━━━━━ Supplied data ━━━━━

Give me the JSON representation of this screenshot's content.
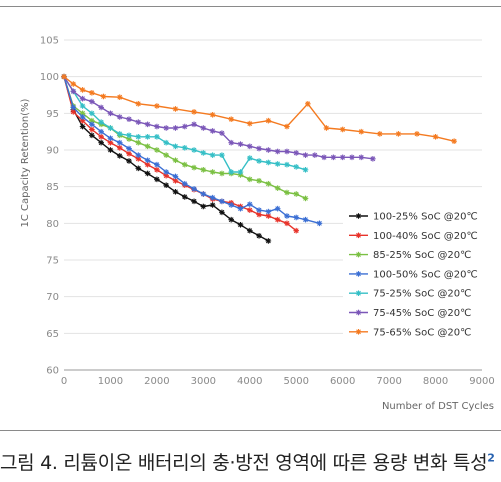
{
  "caption": {
    "text": "그림 4. 리튬이온 배터리의 충·방전 영역에 따른 용량 변화 특성",
    "sup": "2"
  },
  "chart_data": {
    "type": "line",
    "xlabel": "Number of DST Cycles",
    "ylabel": "1C Capacity Retention(%)",
    "xlim": [
      0,
      9000
    ],
    "ylim": [
      60,
      105
    ],
    "xticks": [
      0,
      1000,
      2000,
      3000,
      4000,
      5000,
      6000,
      7000,
      8000,
      9000
    ],
    "yticks": [
      60,
      65,
      70,
      75,
      80,
      85,
      90,
      95,
      100,
      105
    ],
    "grid": "horizontal",
    "legend_position": "bottom-right",
    "series": [
      {
        "name": "100-25% SoC @20℃",
        "color": "#111111",
        "points": [
          [
            0,
            100
          ],
          [
            200,
            95.5
          ],
          [
            400,
            93.2
          ],
          [
            600,
            92
          ],
          [
            800,
            91
          ],
          [
            1000,
            90
          ],
          [
            1200,
            89.2
          ],
          [
            1400,
            88.5
          ],
          [
            1600,
            87.5
          ],
          [
            1800,
            86.8
          ],
          [
            2000,
            86
          ],
          [
            2200,
            85.2
          ],
          [
            2400,
            84.3
          ],
          [
            2600,
            83.6
          ],
          [
            2800,
            83
          ],
          [
            3000,
            82.3
          ],
          [
            3200,
            82.5
          ],
          [
            3400,
            81.5
          ],
          [
            3600,
            80.5
          ],
          [
            3800,
            79.8
          ],
          [
            4000,
            79
          ],
          [
            4200,
            78.3
          ],
          [
            4400,
            77.6
          ]
        ]
      },
      {
        "name": "100-40% SoC @20℃",
        "color": "#e8332a",
        "points": [
          [
            0,
            100
          ],
          [
            200,
            95.2
          ],
          [
            400,
            94
          ],
          [
            600,
            92.8
          ],
          [
            800,
            91.8
          ],
          [
            1000,
            91
          ],
          [
            1200,
            90.3
          ],
          [
            1400,
            89.5
          ],
          [
            1600,
            88.8
          ],
          [
            1800,
            88
          ],
          [
            2000,
            87.3
          ],
          [
            2200,
            86.5
          ],
          [
            2400,
            85.8
          ],
          [
            2600,
            85.2
          ],
          [
            2800,
            84.6
          ],
          [
            3000,
            84
          ],
          [
            3200,
            83.3
          ],
          [
            3400,
            83
          ],
          [
            3600,
            82.8
          ],
          [
            3800,
            82.3
          ],
          [
            4000,
            81.8
          ],
          [
            4200,
            81.2
          ],
          [
            4400,
            81
          ],
          [
            4600,
            80.5
          ],
          [
            4800,
            80
          ],
          [
            5000,
            79
          ]
        ]
      },
      {
        "name": "85-25% SoC @20℃",
        "color": "#7bc043",
        "points": [
          [
            0,
            100
          ],
          [
            200,
            96
          ],
          [
            400,
            95
          ],
          [
            600,
            94
          ],
          [
            800,
            93.5
          ],
          [
            1000,
            93
          ],
          [
            1200,
            92
          ],
          [
            1400,
            91.5
          ],
          [
            1600,
            91
          ],
          [
            1800,
            90.5
          ],
          [
            2000,
            90
          ],
          [
            2200,
            89.3
          ],
          [
            2400,
            88.6
          ],
          [
            2600,
            88
          ],
          [
            2800,
            87.6
          ],
          [
            3000,
            87.3
          ],
          [
            3200,
            87
          ],
          [
            3400,
            86.8
          ],
          [
            3600,
            86.8
          ],
          [
            3800,
            86.6
          ],
          [
            4000,
            86
          ],
          [
            4200,
            85.8
          ],
          [
            4400,
            85.4
          ],
          [
            4600,
            84.8
          ],
          [
            4800,
            84.2
          ],
          [
            5000,
            84
          ],
          [
            5200,
            83.4
          ]
        ]
      },
      {
        "name": "100-50% SoC @20℃",
        "color": "#3b6fd4",
        "points": [
          [
            0,
            100
          ],
          [
            200,
            95.8
          ],
          [
            400,
            94.5
          ],
          [
            600,
            93.5
          ],
          [
            800,
            92.5
          ],
          [
            1000,
            91.6
          ],
          [
            1200,
            91
          ],
          [
            1400,
            90.2
          ],
          [
            1600,
            89.3
          ],
          [
            1800,
            88.6
          ],
          [
            2000,
            88
          ],
          [
            2200,
            87
          ],
          [
            2400,
            86.4
          ],
          [
            2600,
            85.4
          ],
          [
            2800,
            84.7
          ],
          [
            3000,
            84
          ],
          [
            3200,
            83.5
          ],
          [
            3400,
            83
          ],
          [
            3600,
            82.5
          ],
          [
            3800,
            82
          ],
          [
            4000,
            82.6
          ],
          [
            4200,
            81.8
          ],
          [
            4400,
            81.6
          ],
          [
            4600,
            82
          ],
          [
            4800,
            81
          ],
          [
            5000,
            80.8
          ],
          [
            5200,
            80.5
          ],
          [
            5500,
            80
          ]
        ]
      },
      {
        "name": "75-25% SoC @20℃",
        "color": "#35bfc6",
        "points": [
          [
            0,
            100
          ],
          [
            200,
            98
          ],
          [
            400,
            96
          ],
          [
            600,
            95
          ],
          [
            800,
            93.8
          ],
          [
            1000,
            93
          ],
          [
            1200,
            92.2
          ],
          [
            1400,
            92
          ],
          [
            1600,
            91.8
          ],
          [
            1800,
            91.8
          ],
          [
            2000,
            91.8
          ],
          [
            2200,
            91
          ],
          [
            2400,
            90.5
          ],
          [
            2600,
            90.3
          ],
          [
            2800,
            90
          ],
          [
            3000,
            89.6
          ],
          [
            3200,
            89.3
          ],
          [
            3400,
            89.3
          ],
          [
            3600,
            87
          ],
          [
            3800,
            87
          ],
          [
            4000,
            88.9
          ],
          [
            4200,
            88.5
          ],
          [
            4400,
            88.3
          ],
          [
            4600,
            88.1
          ],
          [
            4800,
            88
          ],
          [
            5000,
            87.7
          ],
          [
            5200,
            87.3
          ]
        ]
      },
      {
        "name": "75-45% SoC @20℃",
        "color": "#7b57b8",
        "points": [
          [
            0,
            100
          ],
          [
            200,
            98
          ],
          [
            400,
            97
          ],
          [
            600,
            96.6
          ],
          [
            800,
            95.8
          ],
          [
            1000,
            95
          ],
          [
            1200,
            94.5
          ],
          [
            1400,
            94.2
          ],
          [
            1600,
            93.8
          ],
          [
            1800,
            93.5
          ],
          [
            2000,
            93.2
          ],
          [
            2200,
            93
          ],
          [
            2400,
            93
          ],
          [
            2600,
            93.2
          ],
          [
            2800,
            93.5
          ],
          [
            3000,
            93
          ],
          [
            3200,
            92.6
          ],
          [
            3400,
            92.3
          ],
          [
            3600,
            91
          ],
          [
            3800,
            90.8
          ],
          [
            4000,
            90.5
          ],
          [
            4200,
            90.2
          ],
          [
            4400,
            90
          ],
          [
            4600,
            89.8
          ],
          [
            4800,
            89.8
          ],
          [
            5000,
            89.6
          ],
          [
            5200,
            89.3
          ],
          [
            5400,
            89.3
          ],
          [
            5600,
            89
          ],
          [
            5800,
            89
          ],
          [
            6000,
            89
          ],
          [
            6200,
            89
          ],
          [
            6400,
            89
          ],
          [
            6650,
            88.8
          ]
        ]
      },
      {
        "name": "75-65% SoC @20℃",
        "color": "#f47a20",
        "points": [
          [
            0,
            100
          ],
          [
            200,
            99
          ],
          [
            400,
            98.2
          ],
          [
            600,
            97.8
          ],
          [
            850,
            97.3
          ],
          [
            1200,
            97.2
          ],
          [
            1600,
            96.3
          ],
          [
            2000,
            96
          ],
          [
            2400,
            95.6
          ],
          [
            2800,
            95.2
          ],
          [
            3200,
            94.8
          ],
          [
            3600,
            94.2
          ],
          [
            4000,
            93.6
          ],
          [
            4400,
            94
          ],
          [
            4800,
            93.2
          ],
          [
            5250,
            96.3
          ],
          [
            5650,
            93
          ],
          [
            6000,
            92.8
          ],
          [
            6400,
            92.5
          ],
          [
            6800,
            92.2
          ],
          [
            7200,
            92.2
          ],
          [
            7600,
            92.2
          ],
          [
            8000,
            91.8
          ],
          [
            8400,
            91.2
          ]
        ]
      }
    ]
  }
}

━━━━━

▶ **What is required**
Which lines hold the word "color"? Copy every one of them.

▶ **Solution for this problem**
        "color": "#111111",
        "color": "#e8332a",
        "color": "#7bc043",
        "color": "#3b6fd4",
        "color": "#35bfc6",
        "color": "#7b57b8",
        "color": "#f47a20",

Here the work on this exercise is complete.